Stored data
---+---
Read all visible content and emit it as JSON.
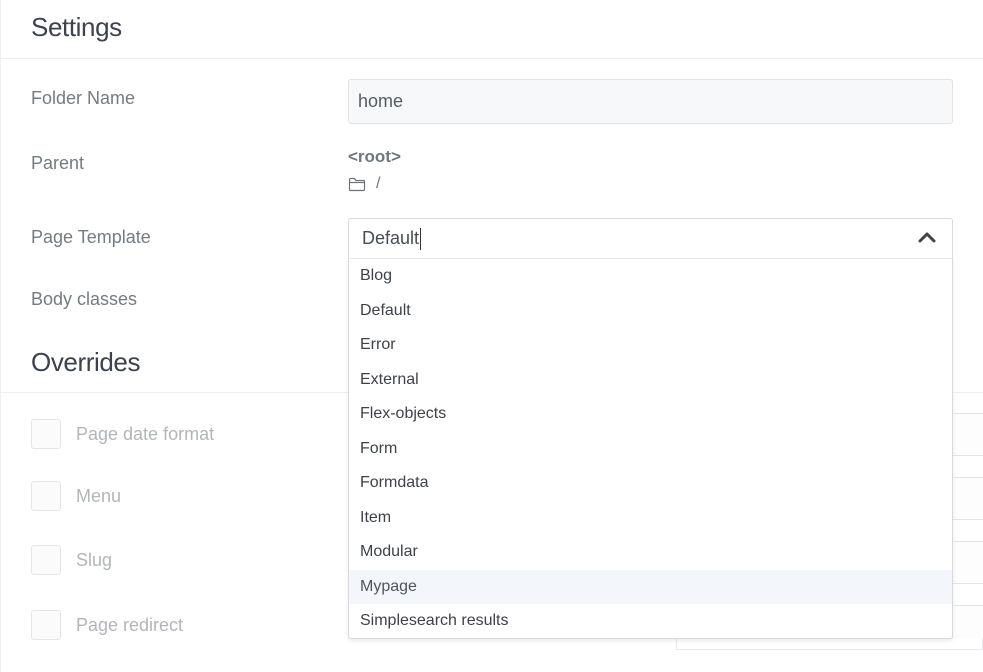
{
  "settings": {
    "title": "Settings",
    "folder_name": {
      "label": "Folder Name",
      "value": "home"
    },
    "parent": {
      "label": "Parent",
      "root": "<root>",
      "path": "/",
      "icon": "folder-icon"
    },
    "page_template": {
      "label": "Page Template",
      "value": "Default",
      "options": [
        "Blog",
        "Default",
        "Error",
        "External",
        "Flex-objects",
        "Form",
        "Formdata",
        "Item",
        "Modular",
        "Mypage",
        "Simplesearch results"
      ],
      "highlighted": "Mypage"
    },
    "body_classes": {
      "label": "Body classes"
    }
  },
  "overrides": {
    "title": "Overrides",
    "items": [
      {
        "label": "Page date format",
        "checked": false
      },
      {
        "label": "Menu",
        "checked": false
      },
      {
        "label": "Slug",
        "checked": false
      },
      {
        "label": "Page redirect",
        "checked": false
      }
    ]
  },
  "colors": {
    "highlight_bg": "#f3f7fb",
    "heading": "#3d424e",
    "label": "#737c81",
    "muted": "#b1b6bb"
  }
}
---+---
WHAT TO PRODUCE: Output every entry word for word, but omit the pictures.

RESPONSE TO THIS TASK:
Read all visible content and emit it as JSON.
{
  "settings": {
    "title": "Settings",
    "folder_name": {
      "label": "Folder Name",
      "value": "home"
    },
    "parent": {
      "label": "Parent",
      "root": "<root>",
      "path": "/",
      "icon": "folder-icon"
    },
    "page_template": {
      "label": "Page Template",
      "value": "Default",
      "options": [
        "Blog",
        "Default",
        "Error",
        "External",
        "Flex-objects",
        "Form",
        "Formdata",
        "Item",
        "Modular",
        "Mypage",
        "Simplesearch results"
      ],
      "highlighted": "Mypage"
    },
    "body_classes": {
      "label": "Body classes"
    }
  },
  "overrides": {
    "title": "Overrides",
    "items": [
      {
        "label": "Page date format",
        "checked": false
      },
      {
        "label": "Menu",
        "checked": false
      },
      {
        "label": "Slug",
        "checked": false
      },
      {
        "label": "Page redirect",
        "checked": false
      }
    ]
  },
  "colors": {
    "highlight_bg": "#f3f7fb",
    "heading": "#3d424e",
    "label": "#737c81",
    "muted": "#b1b6bb"
  }
}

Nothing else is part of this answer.